++++ Passage shown ++++
Don The Beachcomber

Whenever I drive down Pacific Coast Highway,  I pass Don the Beach Combers Don the Beachcomberrestaurant. Don’s is not really new like most would think, the history of the Don’s goes back to the 1930s. The Founder was born Ernest Raymond Beaumont Gantt in Limestone County Texas in 1907 and left home in 1926 and traveled around the word including the islands of the Caribbean and the South Pacific. He was a former bootlegger during prohibition and in 1934 opened up Don’s Beachcomber cafe in Hollywood and a later changed the name to Don the Beachcomber along with his name to Don Beach. Don’s gained popularity due to it’s tropical decorated theme and wonderful tiki drinks made from various rums and Don’s own secret recipe.
++++
Problem to solve: Reproduce the full passage about Don the Beachcomber, character for character.
++++ Dataset section ++++
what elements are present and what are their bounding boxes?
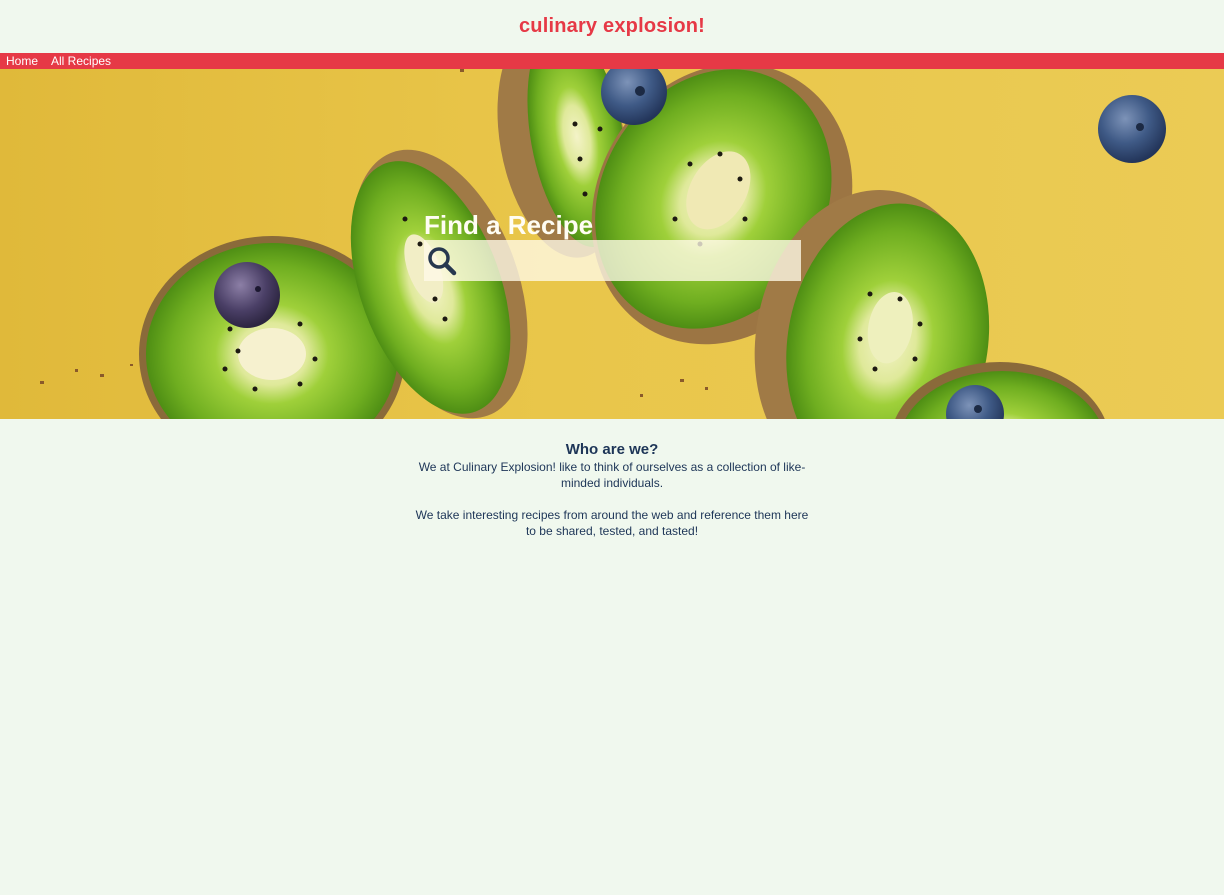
++++
Result of the exercise:
Don The Beachcomber

Whenever I drive down Pacific Coast Highway,  I pass Don the Beach Combers Don the Beachcomberrestaurant. Don’s is not really new like most would think, the history of the Don’s goes back to the 1930s. The Founder was born Ernest Raymond Beaumont Gantt in Limestone County Texas in 1907 and left home in 1926 and traveled around the word including the islands of the Caribbean and the South Pacific. He was a former bootlegger during prohibition and in 1934 opened up Don’s Beachcomber cafe in Hollywood and a later changed the name to Don the Beachcomber along with his name to Don Beach. Don’s gained popularity due to it’s tropical decorated theme and wonderful tiki drinks made from various rums and Don’s own secret recipe.